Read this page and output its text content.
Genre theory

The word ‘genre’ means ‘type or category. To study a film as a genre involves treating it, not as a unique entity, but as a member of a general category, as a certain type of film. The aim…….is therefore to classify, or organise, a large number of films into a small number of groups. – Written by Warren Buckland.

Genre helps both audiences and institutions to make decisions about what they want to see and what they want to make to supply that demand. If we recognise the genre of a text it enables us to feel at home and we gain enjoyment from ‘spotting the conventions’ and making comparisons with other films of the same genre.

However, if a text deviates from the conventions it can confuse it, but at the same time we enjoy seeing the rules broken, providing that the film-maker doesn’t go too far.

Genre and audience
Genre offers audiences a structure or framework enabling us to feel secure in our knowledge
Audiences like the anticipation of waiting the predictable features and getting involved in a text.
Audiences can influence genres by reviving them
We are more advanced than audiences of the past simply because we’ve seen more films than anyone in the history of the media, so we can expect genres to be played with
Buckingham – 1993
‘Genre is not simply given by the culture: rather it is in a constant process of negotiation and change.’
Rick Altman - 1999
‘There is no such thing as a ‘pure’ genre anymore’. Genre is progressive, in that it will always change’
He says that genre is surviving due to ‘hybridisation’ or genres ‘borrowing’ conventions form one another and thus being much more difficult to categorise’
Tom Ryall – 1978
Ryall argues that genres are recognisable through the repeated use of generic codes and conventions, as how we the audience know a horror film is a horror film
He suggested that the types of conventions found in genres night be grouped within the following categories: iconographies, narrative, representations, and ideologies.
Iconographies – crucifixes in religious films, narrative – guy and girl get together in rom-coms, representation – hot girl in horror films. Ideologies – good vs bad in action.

» AIM:
Quote each line of the data above exactly as written.

» COMPLETED TASK:
Read this page and output its text content.
Genre theory

The word ‘genre’ means ‘type or category. To study a film as a genre involves treating it, not as a unique entity, but as a member of a general category, as a certain type of film. The aim…….is therefore to classify, or organise, a large number of films into a small number of groups. – Written by Warren Buckland.

Genre helps both audiences and institutions to make decisions about what they want to see and what they want to make to supply that demand. If we recognise the genre of a text it enables us to feel at home and we gain enjoyment from ‘spotting the conventions’ and making comparisons with other films of the same genre.

However, if a text deviates from the conventions it can confuse it, but at the same time we enjoy seeing the rules broken, providing that the film-maker doesn’t go too far.

Genre and audience
Genre offers audiences a structure or framework enabling us to feel secure in our knowledge
Audiences like the anticipation of waiting the predictable features and getting involved in a text.
Audiences can influence genres by reviving them
We are more advanced than audiences of the past simply because we’ve seen more films than anyone in the history of the media, so we can expect genres to be played with
Buckingham – 1993
‘Genre is not simply given by the culture: rather it is in a constant process of negotiation and change.’
Rick Altman - 1999
‘There is no such thing as a ‘pure’ genre anymore’. Genre is progressive, in that it will always change’
He says that genre is surviving due to ‘hybridisation’ or genres ‘borrowing’ conventions form one another and thus being much more difficult to categorise’
Tom Ryall – 1978
Ryall argues that genres are recognisable through the repeated use of generic codes and conventions, as how we the audience know a horror film is a horror film
He suggested that the types of conventions found in genres night be grouped within the following categories: iconographies, narrative, representations, and ideologies.
Iconographies – crucifixes in religious films, narrative – guy and girl get together in rom-coms, representation – hot girl in horror films. Ideologies – good vs bad in action.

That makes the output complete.